Report only how many lines of the entries below contain the string "subtitle".

* _Dataset_:

** start **

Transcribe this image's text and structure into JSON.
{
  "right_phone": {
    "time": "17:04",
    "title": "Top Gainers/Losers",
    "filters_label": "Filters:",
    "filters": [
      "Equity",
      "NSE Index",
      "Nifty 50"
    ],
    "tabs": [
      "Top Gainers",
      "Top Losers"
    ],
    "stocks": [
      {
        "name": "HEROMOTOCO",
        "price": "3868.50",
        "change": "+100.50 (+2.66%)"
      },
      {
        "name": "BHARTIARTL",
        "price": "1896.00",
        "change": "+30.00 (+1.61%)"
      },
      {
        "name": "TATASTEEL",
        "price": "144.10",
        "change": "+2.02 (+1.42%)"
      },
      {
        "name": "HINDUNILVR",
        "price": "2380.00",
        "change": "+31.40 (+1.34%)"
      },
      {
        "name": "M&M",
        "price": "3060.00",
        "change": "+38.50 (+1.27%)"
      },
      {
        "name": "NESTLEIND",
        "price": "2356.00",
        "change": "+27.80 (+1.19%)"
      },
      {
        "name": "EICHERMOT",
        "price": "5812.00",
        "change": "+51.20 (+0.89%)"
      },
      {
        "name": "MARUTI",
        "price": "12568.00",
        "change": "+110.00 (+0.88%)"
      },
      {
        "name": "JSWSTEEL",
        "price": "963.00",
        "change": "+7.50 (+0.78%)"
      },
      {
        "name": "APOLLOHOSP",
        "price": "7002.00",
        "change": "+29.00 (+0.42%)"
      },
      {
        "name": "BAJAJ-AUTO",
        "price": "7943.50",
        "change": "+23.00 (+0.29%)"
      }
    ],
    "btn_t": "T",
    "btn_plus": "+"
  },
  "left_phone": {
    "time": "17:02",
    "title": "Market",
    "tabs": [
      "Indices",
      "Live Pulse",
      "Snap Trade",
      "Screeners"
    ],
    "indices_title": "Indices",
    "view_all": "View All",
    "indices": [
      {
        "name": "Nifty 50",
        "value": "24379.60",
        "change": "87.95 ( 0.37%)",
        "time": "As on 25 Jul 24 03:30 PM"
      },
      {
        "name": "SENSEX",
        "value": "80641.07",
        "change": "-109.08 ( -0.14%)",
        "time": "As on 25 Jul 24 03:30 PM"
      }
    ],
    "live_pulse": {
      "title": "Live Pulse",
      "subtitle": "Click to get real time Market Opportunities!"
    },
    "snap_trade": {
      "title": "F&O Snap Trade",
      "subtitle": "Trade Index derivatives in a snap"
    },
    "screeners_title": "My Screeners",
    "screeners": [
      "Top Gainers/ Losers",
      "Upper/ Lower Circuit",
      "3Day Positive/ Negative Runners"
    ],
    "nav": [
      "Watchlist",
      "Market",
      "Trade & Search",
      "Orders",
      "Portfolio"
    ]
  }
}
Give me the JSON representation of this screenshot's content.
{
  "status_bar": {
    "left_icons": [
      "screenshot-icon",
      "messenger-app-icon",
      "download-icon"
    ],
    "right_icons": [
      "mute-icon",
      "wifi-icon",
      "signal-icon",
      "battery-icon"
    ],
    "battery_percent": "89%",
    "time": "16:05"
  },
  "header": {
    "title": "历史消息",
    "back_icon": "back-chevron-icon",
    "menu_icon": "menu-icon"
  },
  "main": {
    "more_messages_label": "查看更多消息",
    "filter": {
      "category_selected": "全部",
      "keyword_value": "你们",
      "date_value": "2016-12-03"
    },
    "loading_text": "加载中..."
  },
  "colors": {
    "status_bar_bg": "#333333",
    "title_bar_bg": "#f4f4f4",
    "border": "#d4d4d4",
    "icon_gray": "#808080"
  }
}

** end **

* _Final result_:
2